Excerpt from a dataset =>
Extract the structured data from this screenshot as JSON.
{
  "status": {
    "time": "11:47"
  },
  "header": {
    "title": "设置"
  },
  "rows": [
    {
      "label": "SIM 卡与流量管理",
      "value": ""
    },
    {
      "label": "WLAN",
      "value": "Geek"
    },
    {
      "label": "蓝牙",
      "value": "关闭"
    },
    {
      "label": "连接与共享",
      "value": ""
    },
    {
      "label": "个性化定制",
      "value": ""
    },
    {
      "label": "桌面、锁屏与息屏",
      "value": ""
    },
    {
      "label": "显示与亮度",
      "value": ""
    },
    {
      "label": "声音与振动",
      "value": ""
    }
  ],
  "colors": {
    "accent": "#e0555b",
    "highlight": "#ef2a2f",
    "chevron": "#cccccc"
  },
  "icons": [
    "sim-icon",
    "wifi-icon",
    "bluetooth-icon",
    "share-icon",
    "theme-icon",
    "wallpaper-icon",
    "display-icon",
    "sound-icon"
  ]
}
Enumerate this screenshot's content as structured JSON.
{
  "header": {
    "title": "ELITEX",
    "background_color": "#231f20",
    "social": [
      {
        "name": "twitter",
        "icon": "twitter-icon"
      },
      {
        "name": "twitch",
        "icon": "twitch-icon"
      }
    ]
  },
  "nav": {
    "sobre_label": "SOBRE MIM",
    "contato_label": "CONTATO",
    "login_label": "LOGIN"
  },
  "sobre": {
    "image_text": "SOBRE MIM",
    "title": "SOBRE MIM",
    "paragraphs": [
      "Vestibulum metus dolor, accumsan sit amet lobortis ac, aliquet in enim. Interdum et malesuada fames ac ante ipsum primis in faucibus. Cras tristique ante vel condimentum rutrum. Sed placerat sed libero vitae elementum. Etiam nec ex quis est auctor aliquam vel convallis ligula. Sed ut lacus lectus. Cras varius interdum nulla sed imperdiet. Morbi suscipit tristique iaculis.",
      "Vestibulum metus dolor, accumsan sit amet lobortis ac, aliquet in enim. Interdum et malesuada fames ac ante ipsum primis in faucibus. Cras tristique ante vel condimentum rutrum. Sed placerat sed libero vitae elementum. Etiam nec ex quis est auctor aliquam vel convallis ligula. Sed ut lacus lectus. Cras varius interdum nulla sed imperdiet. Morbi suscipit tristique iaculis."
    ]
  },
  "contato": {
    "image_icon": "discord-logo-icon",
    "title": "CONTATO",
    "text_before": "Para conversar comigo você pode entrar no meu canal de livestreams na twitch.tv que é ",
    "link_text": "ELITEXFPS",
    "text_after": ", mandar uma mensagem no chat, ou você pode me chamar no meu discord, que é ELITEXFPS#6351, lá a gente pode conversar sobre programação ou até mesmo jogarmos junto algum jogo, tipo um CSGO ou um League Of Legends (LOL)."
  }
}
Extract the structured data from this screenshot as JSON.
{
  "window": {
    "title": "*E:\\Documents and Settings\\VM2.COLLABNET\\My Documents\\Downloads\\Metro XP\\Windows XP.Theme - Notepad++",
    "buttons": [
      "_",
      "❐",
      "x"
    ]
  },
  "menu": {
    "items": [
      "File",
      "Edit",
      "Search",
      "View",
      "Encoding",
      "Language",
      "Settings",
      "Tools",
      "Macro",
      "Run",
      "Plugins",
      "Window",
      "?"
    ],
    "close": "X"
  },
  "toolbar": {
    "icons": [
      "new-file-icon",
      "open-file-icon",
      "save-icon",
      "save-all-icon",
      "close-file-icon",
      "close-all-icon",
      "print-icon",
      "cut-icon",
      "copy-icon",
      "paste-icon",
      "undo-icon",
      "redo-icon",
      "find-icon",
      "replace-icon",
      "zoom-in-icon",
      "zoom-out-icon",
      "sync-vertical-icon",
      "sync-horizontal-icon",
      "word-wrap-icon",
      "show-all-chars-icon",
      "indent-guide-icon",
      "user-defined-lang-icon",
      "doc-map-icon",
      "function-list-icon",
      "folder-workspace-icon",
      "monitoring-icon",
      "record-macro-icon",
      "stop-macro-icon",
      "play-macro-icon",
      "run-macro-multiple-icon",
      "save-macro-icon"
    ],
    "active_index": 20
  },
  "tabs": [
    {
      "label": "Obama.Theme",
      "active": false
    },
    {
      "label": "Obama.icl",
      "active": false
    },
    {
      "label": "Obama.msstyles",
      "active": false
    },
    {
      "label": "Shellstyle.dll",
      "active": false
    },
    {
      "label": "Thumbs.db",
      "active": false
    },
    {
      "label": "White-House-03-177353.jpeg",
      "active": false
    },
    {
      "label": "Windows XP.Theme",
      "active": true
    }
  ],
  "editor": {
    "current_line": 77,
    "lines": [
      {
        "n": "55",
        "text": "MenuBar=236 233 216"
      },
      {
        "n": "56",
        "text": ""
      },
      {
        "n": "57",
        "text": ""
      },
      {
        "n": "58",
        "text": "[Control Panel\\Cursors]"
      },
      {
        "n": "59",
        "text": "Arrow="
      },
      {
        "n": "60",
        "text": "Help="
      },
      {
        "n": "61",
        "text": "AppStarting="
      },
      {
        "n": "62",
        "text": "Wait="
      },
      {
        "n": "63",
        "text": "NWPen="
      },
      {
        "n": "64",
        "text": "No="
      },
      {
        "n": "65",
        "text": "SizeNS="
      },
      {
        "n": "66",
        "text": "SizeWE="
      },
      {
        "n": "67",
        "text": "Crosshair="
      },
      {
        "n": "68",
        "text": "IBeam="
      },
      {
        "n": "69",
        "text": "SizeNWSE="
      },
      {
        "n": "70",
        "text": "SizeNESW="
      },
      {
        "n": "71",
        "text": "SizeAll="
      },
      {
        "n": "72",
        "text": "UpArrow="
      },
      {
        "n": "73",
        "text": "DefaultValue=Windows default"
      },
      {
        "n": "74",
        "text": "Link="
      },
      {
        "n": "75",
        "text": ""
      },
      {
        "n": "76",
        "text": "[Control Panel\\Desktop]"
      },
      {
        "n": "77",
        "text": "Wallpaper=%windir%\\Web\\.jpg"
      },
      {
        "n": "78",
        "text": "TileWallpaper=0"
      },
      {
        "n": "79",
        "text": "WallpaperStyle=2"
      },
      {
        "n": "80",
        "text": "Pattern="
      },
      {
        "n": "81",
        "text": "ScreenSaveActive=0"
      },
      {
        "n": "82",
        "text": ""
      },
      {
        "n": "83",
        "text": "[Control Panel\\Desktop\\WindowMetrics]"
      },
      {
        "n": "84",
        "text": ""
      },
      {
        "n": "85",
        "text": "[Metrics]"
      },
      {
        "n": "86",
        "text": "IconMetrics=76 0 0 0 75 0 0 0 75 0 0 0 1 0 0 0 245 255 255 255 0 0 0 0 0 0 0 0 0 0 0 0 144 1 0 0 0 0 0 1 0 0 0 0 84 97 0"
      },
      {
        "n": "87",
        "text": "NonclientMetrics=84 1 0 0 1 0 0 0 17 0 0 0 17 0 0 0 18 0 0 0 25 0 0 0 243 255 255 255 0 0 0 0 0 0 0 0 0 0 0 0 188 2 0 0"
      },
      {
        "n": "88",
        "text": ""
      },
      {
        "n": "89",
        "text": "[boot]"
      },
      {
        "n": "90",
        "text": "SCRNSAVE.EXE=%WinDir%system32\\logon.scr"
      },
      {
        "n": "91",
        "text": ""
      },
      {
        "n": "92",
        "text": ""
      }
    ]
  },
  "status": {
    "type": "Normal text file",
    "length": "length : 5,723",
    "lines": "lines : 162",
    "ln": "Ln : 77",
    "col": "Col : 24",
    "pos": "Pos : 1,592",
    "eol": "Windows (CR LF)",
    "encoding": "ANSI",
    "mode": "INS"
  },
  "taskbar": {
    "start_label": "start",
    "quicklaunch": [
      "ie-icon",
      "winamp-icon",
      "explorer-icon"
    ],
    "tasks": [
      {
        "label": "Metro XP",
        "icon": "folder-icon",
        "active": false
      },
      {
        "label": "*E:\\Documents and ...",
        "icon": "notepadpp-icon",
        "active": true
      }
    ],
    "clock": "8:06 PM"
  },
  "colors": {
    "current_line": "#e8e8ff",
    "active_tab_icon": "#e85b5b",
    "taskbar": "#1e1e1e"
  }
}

WORK INSTRUCTIONS => Report how many lines contain "close". Give nothing but the number.

TASK SOLUTION => 3